» **Exercise requirements**
1 – In the passage on Cornell's imaging tools, can you give the part that begins at "In addition to" and stops after "it, is useless." again, swapping "enormous" for "vast"?
2 – Can you carry the Cornell neuroscience passage forward from its final sentence?

» **Excerpt provided**
· · ·
Xu also hopes to design and build a new type of microscope that will combine with a novel form of illumination to create an imaging system that adapts to the sample being studied, with the goal of speeding up how quickly we follow neural activity. These imaging tools will be developed and utilized in a new space, the Laboratory for Innovative Neurotechnology at Cornell.

In addition to their reliance on foundational work started at Cornell by Professor Watt Webb years ago, these imaging tools share another characteristic: they will create enormous amounts of digital imaging data. And data, without the tools to make sense of it, is useless. 

Of the five investigators, one is on the faculty of ECE. Mert Sabuncu officially started at Cornell Engineering in 2017 with a joint appointments in ECE and BME. As he was visiting campus prior to joining the faculty, Sabuncu came to see how extensive the neuroscience community was across the university. 

“In conversations during my early visits at Cornell, I met a broad community of scientists studying the neural systems of diverse organisms that included fruit flies, zebrafish, mice and humans,” says Sabuncu. “I became excited about the large amounts of interesting and novel data these researchers are creating, as my research interests are in developing methods to handle, analyze and learn from such data.”
· · ·
» **Data supplied**

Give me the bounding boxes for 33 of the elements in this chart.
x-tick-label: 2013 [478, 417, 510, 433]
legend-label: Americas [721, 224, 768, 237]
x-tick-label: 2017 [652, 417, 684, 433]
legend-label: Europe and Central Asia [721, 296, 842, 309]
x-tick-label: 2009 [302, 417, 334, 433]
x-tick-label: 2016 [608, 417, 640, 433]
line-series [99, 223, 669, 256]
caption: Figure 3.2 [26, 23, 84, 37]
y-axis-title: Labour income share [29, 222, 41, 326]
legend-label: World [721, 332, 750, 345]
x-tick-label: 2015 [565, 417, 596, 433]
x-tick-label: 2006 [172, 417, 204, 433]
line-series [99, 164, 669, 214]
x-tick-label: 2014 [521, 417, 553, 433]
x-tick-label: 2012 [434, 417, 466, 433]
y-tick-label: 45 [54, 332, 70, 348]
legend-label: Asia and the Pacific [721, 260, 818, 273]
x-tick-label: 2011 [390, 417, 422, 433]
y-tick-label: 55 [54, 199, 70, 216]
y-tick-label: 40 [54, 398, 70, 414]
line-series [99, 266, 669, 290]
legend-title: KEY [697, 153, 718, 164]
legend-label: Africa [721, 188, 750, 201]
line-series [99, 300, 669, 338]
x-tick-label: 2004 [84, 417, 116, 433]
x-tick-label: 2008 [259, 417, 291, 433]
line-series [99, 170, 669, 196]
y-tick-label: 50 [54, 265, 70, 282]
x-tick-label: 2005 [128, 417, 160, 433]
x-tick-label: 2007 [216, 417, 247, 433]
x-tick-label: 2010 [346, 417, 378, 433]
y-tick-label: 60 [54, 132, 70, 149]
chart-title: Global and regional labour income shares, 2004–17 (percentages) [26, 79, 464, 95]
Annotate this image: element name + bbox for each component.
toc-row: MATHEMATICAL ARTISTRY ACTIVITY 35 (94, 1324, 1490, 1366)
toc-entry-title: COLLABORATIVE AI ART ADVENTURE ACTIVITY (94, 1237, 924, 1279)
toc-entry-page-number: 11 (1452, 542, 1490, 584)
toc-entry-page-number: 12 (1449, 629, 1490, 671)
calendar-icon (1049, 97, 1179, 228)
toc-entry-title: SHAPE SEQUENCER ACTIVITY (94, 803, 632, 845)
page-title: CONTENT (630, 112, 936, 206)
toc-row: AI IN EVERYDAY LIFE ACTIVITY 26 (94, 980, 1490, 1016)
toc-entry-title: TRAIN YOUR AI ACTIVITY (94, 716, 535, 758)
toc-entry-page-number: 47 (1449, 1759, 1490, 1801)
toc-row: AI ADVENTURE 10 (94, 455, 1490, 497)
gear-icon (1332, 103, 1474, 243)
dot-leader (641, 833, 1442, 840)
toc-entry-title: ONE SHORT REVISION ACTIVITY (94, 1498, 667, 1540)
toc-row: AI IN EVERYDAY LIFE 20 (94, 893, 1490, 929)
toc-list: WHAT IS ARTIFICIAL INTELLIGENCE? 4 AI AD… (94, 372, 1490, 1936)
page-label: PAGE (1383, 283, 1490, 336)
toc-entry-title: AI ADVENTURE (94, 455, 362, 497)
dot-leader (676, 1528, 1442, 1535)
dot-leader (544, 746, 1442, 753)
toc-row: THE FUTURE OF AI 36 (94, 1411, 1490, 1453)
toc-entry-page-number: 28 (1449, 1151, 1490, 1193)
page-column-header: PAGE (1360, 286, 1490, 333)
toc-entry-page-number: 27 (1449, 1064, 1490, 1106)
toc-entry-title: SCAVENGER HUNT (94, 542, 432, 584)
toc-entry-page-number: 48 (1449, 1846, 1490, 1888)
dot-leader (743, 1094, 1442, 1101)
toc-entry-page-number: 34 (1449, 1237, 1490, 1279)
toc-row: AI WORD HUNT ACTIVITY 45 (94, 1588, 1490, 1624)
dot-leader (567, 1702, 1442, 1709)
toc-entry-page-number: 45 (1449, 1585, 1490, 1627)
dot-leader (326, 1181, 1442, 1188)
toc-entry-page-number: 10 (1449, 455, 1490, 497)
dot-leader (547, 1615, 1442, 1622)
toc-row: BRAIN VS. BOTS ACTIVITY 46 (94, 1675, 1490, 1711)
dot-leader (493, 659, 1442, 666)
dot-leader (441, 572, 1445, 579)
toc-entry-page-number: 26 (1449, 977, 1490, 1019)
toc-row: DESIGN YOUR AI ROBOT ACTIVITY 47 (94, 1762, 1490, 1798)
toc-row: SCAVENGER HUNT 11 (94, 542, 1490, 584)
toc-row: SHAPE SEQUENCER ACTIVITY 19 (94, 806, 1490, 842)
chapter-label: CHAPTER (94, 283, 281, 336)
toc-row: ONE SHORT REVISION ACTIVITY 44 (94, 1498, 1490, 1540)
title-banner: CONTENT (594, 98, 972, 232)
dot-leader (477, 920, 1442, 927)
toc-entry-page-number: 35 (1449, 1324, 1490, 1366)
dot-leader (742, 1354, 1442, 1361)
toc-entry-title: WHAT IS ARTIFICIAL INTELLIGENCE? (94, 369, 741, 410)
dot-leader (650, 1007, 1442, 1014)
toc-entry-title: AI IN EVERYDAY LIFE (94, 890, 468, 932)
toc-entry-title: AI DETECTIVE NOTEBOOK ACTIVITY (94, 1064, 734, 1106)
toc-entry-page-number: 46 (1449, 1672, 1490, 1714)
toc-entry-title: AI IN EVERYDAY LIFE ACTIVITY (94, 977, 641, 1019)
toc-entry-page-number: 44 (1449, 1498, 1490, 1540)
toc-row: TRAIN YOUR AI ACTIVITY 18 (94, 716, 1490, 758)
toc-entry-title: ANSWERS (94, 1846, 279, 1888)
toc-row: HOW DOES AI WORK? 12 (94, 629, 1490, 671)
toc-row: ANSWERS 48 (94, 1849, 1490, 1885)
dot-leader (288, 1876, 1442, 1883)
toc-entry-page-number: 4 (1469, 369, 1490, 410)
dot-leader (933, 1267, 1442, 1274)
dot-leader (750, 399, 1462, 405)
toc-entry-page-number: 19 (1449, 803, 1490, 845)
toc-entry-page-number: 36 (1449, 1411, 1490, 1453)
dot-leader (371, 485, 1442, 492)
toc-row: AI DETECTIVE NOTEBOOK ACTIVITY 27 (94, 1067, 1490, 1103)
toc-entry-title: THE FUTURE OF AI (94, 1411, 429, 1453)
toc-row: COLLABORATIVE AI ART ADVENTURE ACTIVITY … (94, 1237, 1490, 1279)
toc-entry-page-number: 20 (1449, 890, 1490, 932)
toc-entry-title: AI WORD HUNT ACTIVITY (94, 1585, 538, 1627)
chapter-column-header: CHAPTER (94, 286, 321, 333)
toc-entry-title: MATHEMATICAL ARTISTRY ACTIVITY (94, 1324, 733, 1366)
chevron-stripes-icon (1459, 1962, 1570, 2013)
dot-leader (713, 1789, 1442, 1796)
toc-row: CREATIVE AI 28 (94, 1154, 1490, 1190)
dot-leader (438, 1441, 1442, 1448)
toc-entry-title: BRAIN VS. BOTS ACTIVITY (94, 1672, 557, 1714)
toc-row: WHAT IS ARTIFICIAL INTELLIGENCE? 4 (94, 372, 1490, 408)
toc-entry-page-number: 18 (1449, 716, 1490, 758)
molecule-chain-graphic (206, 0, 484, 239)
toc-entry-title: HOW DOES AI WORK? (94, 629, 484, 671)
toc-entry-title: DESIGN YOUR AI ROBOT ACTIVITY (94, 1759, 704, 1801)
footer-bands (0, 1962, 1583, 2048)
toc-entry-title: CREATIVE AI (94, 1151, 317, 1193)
· · ·
» **Results in order**
1 –
In addition to their reliance on foundational work started at Cornell by Professor Watt Webb years ago, these imaging tools share another characteristic: they will create vast amounts of digital imaging data. And data, without the tools to make sense of it, is useless.

2 –
The challenges of dealing with massive amounts of data is exactly what Sabuncu has been working on in one form or another since his undergraduate years at the Middle East Technical University in Ankara, Turkey.

“Since I was a teenager, I knew that I wanted to be a scientist,” says Sabuncu. “I am a very curious person and an obsessive learner. As an undergraduate I had the chance to do research involving computer vision for radar data. This exposed me to the areas of image processing and computer vision and I was hooked.” 

During his time in a postdoctoral research position at MIT and in a faculty position at Harvard’s A.A. Martinos Center for Biomedical Imaging, Sabuncu let his learning obsession run free and he took in everything he could find about a wide range of clinical research areas and genetics.

“I went to classes, I attended talks, I asked a million questions,” says Sabuncu. “The more I learned the more passionate I became about biomedical data and the things I could do with it.” 

As a result of Sabuncu’s conversations during his early visits at Cornell, he was brought in to help create the NSF proposal for NeuroNex. “At Cornell, I’ll be developing novel algorithmic technologies for making sense of and exploiting large-scale biomedical data,” says Sabuncu. “NeuroNex is exciting to me because it will let me look at data from different animal models and at different scales. I am eager to inject our understanding of the imaging device and underlying biology into the data analysis tools we create.”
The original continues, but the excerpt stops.